━━━ STORED ROWS ━━━

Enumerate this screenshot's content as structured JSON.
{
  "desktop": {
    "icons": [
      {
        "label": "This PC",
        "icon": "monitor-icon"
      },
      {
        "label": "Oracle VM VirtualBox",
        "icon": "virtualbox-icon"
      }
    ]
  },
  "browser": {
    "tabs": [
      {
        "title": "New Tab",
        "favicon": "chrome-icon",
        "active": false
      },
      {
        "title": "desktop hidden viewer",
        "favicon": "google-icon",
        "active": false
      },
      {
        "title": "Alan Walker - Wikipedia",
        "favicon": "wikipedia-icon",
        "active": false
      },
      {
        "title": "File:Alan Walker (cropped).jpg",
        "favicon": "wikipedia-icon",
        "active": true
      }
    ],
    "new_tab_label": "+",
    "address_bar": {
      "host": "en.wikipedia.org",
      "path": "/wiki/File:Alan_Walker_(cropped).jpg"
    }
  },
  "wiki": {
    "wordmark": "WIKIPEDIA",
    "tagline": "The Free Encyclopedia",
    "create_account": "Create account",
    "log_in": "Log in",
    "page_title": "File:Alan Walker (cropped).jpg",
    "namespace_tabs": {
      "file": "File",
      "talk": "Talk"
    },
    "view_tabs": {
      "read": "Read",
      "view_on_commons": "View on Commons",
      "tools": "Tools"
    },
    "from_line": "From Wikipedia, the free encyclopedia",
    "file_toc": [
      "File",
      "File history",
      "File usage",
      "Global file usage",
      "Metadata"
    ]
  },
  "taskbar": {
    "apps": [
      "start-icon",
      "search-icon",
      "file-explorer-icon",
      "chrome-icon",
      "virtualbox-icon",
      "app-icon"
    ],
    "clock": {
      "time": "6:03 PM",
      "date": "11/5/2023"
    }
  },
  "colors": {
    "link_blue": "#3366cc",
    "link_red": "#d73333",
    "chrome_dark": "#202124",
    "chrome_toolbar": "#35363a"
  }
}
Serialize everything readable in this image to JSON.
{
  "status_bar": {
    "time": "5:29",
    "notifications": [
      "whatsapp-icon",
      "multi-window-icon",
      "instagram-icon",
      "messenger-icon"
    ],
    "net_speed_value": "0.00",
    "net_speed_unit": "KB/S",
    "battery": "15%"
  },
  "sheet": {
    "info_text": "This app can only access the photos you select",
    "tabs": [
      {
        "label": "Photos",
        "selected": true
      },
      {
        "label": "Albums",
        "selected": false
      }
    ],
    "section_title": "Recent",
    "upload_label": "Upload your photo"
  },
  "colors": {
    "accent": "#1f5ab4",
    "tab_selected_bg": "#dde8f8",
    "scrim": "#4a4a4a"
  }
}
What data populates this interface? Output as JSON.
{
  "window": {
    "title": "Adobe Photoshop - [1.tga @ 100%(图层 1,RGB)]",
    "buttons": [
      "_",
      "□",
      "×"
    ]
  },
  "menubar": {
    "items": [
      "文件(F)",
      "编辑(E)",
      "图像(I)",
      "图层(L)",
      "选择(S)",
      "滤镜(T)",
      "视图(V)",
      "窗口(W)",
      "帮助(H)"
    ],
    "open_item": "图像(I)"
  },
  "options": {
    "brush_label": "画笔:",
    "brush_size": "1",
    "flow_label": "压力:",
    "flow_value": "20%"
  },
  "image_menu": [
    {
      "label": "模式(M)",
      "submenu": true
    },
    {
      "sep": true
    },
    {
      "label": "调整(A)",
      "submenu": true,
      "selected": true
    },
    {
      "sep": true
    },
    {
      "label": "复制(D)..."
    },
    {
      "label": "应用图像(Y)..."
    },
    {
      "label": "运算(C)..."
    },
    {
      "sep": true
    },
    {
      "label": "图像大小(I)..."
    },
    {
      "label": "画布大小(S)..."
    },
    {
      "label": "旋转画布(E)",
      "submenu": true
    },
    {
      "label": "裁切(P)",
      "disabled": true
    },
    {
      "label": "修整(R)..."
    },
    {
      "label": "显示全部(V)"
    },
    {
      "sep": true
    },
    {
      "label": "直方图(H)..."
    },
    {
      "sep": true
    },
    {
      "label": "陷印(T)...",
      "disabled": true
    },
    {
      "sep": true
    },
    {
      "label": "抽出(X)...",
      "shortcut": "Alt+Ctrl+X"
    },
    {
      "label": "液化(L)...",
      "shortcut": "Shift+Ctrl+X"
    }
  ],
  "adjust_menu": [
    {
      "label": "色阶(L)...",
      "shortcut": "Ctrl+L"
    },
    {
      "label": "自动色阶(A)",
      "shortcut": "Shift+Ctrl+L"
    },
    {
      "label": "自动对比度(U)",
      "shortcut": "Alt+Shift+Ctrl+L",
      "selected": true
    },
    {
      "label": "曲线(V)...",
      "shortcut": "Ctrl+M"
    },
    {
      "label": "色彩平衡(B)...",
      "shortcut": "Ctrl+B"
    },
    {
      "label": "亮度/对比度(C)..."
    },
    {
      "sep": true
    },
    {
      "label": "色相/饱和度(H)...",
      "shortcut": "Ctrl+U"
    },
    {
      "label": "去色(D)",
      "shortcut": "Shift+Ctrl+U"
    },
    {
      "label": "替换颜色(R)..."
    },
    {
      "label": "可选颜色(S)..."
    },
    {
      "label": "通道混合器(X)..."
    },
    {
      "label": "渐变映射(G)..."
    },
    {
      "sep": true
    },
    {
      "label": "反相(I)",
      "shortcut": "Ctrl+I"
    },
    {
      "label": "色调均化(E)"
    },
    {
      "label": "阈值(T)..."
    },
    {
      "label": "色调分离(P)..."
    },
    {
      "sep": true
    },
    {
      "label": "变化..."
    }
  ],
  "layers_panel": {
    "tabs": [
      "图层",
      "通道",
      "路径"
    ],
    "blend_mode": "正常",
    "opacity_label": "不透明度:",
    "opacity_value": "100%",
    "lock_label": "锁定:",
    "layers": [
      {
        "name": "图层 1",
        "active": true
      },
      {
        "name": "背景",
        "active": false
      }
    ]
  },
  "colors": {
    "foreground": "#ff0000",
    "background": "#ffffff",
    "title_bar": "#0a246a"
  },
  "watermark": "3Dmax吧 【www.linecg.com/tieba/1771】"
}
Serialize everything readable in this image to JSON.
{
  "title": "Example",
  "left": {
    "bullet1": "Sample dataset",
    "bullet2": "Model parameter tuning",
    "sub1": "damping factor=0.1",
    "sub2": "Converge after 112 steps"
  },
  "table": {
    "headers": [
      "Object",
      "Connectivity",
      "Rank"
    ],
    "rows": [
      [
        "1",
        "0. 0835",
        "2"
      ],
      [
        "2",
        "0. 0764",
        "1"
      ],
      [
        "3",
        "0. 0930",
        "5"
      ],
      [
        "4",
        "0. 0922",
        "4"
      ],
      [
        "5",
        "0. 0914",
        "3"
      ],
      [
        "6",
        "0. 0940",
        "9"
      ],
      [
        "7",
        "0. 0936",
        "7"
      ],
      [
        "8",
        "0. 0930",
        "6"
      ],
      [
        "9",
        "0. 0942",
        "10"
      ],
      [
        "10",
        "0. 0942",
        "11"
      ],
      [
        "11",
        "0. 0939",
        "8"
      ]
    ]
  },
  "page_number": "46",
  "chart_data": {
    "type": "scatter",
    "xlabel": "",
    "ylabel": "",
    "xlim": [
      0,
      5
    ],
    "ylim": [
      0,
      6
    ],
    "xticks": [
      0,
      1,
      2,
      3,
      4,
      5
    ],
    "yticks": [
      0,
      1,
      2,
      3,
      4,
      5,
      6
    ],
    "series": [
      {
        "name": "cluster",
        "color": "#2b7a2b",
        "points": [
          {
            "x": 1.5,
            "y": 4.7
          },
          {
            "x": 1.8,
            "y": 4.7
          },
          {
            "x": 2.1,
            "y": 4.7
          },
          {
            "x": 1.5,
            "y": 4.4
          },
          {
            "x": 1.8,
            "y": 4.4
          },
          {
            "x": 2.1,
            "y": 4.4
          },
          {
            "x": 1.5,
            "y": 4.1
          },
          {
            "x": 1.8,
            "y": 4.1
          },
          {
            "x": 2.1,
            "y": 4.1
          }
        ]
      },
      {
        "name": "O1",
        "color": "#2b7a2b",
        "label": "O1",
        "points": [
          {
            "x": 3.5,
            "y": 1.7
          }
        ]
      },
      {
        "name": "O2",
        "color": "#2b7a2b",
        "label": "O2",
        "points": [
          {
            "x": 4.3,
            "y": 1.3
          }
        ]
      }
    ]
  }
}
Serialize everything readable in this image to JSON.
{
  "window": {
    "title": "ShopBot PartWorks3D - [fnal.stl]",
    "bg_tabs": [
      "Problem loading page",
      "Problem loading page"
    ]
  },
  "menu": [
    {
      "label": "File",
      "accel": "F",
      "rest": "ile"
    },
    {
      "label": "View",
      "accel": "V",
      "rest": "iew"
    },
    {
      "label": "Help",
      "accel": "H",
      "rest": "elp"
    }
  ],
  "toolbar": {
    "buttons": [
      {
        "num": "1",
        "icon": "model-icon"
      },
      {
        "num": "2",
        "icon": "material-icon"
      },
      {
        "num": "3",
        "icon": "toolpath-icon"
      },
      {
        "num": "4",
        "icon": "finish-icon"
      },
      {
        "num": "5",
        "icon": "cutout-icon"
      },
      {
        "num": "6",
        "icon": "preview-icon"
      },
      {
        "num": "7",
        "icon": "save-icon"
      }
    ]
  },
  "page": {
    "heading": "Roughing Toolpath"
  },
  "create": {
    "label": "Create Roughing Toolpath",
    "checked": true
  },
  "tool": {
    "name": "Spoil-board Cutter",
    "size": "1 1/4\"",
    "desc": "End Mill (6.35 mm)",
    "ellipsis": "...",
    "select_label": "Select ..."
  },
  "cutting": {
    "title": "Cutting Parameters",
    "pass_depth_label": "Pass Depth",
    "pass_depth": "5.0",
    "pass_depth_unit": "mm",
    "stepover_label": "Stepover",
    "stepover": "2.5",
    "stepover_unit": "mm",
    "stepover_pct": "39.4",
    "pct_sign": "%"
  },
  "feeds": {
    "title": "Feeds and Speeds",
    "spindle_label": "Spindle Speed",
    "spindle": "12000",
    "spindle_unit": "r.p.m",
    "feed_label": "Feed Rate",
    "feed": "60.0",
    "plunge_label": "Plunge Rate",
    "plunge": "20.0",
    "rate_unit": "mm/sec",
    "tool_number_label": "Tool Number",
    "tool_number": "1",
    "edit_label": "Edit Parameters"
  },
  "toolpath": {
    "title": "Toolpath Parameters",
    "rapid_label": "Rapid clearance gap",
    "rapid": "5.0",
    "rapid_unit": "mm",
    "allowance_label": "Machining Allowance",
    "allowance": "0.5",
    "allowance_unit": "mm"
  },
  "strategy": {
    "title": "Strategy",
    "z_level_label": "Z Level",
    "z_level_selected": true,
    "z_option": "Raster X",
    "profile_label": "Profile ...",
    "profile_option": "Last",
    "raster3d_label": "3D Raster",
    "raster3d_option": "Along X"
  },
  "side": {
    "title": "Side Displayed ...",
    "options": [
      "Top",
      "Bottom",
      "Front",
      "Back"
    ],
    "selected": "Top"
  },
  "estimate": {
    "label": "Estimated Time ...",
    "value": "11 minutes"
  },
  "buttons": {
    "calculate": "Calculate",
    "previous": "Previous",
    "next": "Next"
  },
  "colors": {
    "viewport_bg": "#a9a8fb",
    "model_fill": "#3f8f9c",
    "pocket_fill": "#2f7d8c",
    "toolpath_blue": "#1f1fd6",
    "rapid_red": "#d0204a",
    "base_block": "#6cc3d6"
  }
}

━━━

• TASK STATEMENT
Return from the data every line that holds "favicon".

• WRITTEN RESPONSE
        "favicon": "chrome-icon",
        "favicon": "google-icon",
        "favicon": "wikipedia-icon",
        "favicon": "wikipedia-icon",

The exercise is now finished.